Copy each line of the material below that includes the string "Institute".

(Lines of data)
⟨
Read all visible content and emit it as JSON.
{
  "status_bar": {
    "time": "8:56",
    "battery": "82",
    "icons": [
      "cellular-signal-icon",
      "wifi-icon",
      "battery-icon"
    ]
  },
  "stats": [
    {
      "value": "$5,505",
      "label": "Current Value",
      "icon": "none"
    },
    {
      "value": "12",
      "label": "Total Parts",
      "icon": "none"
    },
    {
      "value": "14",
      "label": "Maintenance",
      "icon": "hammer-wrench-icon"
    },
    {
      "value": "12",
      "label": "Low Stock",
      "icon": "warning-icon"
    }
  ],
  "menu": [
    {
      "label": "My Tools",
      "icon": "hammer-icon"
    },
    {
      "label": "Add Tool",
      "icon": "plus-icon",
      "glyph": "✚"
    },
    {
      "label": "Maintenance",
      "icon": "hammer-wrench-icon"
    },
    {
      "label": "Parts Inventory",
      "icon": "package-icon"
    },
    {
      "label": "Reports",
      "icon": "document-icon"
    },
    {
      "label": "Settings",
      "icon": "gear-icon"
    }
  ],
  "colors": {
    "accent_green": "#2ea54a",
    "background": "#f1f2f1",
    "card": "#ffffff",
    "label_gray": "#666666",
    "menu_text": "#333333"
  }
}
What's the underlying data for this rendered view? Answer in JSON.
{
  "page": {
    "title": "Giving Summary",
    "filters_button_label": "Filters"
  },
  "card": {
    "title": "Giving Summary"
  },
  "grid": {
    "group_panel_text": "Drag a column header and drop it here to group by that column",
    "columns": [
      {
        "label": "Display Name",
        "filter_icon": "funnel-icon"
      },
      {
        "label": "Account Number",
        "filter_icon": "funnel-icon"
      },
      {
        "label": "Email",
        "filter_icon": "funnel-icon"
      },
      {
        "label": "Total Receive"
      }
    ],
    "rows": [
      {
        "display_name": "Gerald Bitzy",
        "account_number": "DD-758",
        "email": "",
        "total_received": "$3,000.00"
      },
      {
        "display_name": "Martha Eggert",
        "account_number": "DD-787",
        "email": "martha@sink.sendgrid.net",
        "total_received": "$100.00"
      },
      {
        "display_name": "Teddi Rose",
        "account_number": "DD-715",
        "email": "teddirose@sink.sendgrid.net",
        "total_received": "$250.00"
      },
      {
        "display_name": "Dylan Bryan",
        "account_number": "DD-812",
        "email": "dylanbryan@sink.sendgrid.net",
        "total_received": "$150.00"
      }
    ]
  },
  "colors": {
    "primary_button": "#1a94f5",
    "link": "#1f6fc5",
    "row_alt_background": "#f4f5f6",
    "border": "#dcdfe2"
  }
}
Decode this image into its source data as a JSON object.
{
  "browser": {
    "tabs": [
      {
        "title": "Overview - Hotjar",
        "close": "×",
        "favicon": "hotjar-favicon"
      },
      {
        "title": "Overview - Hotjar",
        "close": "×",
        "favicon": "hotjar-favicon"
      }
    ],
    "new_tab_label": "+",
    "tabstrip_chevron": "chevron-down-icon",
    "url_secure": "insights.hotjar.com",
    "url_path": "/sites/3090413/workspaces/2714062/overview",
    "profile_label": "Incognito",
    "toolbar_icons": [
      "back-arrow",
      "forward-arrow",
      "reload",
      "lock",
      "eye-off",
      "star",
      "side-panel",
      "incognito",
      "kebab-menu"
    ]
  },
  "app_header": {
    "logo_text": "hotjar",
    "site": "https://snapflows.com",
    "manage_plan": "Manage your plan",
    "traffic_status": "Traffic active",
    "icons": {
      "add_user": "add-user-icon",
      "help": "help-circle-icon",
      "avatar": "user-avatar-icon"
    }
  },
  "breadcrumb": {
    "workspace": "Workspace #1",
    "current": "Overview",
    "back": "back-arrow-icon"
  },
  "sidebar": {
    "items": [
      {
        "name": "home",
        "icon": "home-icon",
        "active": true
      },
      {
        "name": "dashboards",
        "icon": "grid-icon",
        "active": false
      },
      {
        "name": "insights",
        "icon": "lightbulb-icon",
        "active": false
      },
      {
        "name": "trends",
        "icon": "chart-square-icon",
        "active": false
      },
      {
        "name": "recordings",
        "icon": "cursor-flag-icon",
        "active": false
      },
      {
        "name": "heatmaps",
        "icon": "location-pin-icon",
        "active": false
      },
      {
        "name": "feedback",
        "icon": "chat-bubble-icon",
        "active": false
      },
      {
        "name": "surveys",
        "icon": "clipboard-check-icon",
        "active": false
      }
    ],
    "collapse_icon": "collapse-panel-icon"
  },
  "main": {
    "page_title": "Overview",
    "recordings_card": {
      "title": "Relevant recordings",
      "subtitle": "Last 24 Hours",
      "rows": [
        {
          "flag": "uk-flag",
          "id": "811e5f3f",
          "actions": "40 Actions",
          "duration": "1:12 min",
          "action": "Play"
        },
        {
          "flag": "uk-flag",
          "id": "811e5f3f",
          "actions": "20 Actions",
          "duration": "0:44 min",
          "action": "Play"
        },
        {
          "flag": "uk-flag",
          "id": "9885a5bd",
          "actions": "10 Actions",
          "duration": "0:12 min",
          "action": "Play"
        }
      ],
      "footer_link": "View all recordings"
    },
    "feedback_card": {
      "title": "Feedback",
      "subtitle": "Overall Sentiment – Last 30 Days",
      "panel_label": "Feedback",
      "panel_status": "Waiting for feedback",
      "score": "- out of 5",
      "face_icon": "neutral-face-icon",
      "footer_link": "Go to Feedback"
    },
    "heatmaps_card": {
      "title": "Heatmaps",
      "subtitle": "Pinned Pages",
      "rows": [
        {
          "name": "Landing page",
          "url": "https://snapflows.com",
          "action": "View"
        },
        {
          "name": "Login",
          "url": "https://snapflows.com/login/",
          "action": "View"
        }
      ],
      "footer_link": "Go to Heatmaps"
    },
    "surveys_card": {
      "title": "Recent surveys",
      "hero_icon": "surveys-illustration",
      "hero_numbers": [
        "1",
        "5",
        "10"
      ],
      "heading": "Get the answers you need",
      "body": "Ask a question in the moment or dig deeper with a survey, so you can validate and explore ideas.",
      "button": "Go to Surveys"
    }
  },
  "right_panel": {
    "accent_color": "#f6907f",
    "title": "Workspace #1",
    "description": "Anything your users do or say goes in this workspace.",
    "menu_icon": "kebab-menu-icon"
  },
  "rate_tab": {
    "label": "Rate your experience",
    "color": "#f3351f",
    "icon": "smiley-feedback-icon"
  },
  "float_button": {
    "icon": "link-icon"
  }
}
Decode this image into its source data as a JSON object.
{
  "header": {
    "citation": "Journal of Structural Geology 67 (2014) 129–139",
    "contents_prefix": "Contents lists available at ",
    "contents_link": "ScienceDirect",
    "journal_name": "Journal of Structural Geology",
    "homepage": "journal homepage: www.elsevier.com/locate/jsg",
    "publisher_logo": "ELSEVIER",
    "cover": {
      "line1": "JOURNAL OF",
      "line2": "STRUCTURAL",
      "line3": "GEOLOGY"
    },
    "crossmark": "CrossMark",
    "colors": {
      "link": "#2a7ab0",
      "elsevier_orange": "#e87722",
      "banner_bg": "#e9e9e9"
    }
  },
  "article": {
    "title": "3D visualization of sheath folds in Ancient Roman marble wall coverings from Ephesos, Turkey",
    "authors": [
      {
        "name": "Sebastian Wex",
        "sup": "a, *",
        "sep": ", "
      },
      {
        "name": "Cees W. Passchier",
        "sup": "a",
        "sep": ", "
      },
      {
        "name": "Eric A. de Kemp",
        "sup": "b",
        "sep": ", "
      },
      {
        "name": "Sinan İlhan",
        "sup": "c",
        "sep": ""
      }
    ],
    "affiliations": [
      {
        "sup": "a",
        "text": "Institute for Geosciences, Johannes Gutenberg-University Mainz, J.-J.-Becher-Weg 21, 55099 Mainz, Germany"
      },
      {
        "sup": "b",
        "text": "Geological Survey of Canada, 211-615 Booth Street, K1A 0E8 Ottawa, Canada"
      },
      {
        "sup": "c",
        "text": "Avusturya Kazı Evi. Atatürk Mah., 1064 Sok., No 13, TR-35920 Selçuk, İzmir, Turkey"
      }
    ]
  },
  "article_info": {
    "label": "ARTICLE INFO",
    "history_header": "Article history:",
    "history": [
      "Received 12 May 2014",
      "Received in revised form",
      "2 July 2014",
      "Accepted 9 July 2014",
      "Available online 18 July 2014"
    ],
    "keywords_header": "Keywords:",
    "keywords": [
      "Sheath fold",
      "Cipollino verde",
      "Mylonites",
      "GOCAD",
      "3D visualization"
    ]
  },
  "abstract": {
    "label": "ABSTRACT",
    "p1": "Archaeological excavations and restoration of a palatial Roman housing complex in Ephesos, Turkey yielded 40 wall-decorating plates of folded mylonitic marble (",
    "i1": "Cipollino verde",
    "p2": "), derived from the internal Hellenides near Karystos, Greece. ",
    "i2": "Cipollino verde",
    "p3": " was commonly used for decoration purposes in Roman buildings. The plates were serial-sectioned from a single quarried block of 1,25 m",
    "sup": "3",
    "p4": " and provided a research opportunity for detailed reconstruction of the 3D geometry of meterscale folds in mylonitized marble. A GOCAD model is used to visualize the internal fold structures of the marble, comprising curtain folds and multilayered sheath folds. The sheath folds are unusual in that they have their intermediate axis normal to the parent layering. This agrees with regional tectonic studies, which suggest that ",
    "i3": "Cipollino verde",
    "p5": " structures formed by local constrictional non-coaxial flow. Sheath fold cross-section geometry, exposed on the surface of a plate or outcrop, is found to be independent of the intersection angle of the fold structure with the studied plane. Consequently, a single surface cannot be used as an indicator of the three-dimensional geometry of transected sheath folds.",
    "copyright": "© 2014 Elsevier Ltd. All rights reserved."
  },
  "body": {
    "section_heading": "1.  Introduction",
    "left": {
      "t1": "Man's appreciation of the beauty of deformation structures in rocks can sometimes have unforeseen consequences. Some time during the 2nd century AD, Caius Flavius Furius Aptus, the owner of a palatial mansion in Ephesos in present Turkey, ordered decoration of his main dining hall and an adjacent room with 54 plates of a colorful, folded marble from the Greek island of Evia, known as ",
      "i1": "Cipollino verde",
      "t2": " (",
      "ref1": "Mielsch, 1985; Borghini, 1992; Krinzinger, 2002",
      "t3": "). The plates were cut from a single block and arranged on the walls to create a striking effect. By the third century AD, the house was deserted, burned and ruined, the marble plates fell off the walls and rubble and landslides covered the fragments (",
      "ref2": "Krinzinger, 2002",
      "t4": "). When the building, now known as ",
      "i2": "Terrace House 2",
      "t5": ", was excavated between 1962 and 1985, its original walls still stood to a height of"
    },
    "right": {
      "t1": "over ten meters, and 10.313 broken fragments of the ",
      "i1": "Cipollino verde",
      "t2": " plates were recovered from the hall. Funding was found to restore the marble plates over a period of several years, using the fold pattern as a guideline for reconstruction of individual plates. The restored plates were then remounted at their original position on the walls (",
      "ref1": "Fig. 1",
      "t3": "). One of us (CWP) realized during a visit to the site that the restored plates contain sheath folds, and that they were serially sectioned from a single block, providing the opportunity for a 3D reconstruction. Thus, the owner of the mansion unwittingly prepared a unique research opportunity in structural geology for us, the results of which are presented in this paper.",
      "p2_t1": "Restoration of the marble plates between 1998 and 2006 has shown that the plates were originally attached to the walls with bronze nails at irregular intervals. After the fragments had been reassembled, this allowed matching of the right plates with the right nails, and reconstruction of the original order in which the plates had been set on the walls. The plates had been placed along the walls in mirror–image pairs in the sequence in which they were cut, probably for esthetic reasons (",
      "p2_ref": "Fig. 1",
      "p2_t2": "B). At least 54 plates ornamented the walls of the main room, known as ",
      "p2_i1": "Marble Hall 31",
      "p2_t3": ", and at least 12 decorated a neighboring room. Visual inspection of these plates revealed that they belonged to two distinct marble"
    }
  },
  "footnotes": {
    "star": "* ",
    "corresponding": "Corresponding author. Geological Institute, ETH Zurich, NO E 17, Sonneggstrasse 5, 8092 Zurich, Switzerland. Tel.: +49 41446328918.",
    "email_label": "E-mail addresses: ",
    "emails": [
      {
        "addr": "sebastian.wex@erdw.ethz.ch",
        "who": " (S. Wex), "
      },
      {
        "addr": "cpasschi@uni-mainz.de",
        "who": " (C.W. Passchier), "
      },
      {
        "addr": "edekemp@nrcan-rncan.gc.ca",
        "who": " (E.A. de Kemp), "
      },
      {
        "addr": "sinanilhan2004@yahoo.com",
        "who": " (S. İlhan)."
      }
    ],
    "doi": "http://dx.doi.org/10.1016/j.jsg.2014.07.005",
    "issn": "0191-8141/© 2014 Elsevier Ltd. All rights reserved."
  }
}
⟩
=== REPLY TO THE TASK ===
        "text": "Institute for Geosciences, Johannes Gutenberg-University Mainz, J.-J.-Becher-Weg 21, 55099 Mainz, Germany"
    "corresponding": "Corresponding author. Geological Institute, ETH Zurich, NO E 17, Sonneggstrasse 5, 8092 Zurich, Switzerland. Tel.: +49 41446328918.",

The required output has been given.